__AIM OF THE EXERCISE__. Collect all lines from the records below that include the word "eigenvalue".

┏━━

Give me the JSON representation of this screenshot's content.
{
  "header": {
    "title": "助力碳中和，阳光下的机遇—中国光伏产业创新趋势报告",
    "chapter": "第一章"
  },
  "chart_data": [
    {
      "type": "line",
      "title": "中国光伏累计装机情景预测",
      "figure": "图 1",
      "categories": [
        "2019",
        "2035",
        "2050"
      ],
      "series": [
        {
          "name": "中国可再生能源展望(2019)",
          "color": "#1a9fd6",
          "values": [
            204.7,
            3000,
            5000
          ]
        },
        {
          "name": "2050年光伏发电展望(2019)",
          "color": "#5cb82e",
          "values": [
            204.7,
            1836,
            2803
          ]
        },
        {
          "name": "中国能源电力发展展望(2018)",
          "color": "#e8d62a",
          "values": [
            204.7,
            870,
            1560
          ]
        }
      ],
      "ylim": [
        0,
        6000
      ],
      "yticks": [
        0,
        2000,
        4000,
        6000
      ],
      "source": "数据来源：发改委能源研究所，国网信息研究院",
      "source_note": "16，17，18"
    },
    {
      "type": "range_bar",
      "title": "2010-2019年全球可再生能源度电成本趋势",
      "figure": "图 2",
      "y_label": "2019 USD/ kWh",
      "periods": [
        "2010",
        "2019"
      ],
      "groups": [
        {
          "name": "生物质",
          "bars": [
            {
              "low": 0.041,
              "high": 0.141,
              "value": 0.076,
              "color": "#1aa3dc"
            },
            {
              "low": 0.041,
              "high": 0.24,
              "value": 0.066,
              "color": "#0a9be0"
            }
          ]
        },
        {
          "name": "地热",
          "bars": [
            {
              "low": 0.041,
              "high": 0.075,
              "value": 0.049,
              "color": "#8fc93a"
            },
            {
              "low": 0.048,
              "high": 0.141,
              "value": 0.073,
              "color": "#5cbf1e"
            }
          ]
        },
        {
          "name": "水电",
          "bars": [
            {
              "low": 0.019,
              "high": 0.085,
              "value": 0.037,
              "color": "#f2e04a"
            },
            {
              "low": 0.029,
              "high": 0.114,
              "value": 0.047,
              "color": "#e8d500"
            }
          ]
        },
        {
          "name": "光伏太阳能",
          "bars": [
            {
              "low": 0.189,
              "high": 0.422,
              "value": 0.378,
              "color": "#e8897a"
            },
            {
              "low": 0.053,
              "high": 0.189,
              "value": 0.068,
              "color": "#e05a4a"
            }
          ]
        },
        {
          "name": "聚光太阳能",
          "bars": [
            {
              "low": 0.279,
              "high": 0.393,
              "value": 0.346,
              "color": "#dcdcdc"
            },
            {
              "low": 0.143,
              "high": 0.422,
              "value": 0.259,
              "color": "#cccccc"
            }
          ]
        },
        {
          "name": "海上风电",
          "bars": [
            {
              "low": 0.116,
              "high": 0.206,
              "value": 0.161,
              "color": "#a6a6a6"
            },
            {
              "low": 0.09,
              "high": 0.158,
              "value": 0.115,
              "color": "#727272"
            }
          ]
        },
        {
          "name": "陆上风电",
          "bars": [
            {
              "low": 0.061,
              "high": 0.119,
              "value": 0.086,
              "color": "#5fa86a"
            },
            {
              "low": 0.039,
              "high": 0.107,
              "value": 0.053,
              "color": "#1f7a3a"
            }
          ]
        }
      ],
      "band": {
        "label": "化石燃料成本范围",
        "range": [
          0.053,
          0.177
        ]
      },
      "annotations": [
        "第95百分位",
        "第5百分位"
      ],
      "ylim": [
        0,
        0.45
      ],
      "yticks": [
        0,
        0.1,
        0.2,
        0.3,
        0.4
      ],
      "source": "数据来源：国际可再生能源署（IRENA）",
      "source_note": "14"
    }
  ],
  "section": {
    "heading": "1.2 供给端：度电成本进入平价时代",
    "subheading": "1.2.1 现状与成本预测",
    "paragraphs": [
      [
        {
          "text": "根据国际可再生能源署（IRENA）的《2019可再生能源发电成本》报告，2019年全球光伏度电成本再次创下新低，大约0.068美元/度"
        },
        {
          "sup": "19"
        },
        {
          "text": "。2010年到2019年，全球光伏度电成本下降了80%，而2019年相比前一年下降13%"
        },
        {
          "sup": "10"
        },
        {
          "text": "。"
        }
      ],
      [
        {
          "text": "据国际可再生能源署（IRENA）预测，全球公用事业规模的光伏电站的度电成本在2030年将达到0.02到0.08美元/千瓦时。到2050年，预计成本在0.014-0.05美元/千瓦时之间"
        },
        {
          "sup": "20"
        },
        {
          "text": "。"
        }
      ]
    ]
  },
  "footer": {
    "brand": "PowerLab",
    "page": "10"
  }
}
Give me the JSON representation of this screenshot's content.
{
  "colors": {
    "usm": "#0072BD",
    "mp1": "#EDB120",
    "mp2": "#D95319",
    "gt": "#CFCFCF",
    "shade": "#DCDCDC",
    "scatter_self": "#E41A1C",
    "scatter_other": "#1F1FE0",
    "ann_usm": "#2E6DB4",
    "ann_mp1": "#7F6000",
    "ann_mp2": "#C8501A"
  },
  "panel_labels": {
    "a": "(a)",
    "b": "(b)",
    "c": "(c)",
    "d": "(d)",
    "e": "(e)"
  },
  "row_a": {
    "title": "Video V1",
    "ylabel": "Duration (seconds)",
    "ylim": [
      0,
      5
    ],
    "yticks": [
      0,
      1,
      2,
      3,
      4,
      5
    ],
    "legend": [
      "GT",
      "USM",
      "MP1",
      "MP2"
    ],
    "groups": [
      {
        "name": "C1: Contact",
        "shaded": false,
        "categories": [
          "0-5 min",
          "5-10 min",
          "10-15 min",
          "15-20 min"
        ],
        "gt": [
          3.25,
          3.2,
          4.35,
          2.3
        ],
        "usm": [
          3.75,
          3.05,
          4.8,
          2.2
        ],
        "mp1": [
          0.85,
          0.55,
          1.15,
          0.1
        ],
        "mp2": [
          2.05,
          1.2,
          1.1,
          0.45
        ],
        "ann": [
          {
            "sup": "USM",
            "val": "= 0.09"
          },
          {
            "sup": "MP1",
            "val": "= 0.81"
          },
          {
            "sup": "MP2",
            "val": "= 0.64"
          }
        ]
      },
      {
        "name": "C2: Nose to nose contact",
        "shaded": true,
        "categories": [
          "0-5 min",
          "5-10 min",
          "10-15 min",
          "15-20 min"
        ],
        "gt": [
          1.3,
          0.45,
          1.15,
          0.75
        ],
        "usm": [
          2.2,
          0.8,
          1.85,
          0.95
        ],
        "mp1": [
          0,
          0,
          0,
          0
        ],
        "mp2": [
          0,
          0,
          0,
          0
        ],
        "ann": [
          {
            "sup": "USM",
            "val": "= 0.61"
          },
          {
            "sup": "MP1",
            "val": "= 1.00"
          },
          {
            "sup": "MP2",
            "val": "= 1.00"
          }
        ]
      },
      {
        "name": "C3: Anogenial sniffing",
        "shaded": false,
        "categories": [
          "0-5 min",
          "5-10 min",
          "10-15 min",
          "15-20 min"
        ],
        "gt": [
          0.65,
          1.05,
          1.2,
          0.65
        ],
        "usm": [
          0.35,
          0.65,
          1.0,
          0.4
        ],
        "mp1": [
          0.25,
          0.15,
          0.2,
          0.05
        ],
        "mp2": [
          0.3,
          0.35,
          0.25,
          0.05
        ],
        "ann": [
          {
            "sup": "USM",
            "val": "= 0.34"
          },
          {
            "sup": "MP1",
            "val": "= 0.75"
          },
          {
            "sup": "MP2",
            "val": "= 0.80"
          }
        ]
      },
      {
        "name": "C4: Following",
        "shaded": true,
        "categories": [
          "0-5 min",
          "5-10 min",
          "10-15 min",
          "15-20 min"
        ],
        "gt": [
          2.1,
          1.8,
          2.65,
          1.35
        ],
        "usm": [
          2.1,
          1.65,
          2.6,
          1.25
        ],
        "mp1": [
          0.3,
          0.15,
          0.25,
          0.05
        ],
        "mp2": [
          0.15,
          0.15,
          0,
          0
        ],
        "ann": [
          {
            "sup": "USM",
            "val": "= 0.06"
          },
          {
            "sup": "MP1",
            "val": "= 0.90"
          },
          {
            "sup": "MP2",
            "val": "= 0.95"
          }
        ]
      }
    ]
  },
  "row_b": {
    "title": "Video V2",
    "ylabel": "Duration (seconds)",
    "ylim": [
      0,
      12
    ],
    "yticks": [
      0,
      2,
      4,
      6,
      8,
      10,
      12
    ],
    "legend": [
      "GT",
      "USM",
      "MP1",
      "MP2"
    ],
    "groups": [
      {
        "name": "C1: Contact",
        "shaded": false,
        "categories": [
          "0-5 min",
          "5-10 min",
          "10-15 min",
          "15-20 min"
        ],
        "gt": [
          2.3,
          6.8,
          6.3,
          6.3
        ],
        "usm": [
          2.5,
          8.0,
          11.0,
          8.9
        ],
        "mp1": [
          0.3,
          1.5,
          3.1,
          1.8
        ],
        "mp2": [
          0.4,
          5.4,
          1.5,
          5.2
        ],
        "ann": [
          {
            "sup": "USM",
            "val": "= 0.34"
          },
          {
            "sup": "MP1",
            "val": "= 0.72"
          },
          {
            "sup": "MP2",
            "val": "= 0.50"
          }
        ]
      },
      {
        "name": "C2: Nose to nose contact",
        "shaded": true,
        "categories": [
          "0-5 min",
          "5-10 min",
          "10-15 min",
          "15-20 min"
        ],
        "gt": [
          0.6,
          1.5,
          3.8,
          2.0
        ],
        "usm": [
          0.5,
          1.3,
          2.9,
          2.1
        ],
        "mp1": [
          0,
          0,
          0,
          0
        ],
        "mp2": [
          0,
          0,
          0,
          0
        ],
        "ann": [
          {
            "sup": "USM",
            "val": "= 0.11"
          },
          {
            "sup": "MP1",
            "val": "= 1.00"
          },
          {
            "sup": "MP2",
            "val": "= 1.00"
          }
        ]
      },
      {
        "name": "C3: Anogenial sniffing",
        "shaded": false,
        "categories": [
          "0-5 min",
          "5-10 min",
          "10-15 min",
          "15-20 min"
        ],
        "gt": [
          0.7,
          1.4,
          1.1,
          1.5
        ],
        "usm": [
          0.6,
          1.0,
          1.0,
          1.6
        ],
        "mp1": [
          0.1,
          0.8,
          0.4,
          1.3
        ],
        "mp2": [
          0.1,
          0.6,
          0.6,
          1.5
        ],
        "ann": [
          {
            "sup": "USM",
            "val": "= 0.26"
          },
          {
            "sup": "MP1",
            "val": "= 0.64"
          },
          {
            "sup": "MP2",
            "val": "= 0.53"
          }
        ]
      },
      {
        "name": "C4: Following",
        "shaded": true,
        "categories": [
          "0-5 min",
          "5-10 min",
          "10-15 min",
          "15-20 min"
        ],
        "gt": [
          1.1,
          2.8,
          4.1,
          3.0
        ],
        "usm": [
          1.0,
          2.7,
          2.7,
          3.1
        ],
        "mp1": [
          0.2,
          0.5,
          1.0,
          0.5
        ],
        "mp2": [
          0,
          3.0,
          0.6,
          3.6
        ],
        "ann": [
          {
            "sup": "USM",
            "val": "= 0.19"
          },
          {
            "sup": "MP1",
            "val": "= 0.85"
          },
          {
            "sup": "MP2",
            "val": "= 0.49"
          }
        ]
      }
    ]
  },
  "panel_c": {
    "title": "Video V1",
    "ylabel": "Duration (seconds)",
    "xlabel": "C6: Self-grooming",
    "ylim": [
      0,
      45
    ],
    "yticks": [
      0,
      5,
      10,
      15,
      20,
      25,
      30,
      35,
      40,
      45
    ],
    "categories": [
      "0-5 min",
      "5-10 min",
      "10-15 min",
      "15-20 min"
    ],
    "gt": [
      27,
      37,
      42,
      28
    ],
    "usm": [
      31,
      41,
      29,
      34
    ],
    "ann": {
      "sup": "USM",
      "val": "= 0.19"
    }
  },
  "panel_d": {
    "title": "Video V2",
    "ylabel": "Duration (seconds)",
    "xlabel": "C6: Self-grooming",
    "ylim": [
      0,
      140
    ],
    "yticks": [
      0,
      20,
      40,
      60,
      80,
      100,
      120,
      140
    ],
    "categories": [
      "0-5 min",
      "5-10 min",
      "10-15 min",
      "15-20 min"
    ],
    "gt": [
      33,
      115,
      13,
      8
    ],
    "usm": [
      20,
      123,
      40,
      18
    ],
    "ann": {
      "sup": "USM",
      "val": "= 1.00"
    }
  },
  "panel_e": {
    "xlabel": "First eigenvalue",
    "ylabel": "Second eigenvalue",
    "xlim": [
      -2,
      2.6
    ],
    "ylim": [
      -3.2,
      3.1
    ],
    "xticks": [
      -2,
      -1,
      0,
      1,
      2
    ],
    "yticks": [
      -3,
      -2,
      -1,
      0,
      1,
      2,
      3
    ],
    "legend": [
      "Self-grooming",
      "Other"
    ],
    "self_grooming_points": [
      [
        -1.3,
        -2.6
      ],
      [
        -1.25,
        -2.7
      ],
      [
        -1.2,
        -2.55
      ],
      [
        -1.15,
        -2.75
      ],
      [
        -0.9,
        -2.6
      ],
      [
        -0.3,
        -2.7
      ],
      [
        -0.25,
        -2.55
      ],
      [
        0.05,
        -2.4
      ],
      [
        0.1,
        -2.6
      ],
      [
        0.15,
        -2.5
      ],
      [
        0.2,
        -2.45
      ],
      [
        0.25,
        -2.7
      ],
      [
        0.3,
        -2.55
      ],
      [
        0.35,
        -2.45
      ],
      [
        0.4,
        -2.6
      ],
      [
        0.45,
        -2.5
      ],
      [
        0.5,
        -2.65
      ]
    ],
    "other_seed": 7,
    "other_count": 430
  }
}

┗━━

__RESULT__.
    "xlabel": "First eigenvalue",
    "ylabel": "Second eigenvalue",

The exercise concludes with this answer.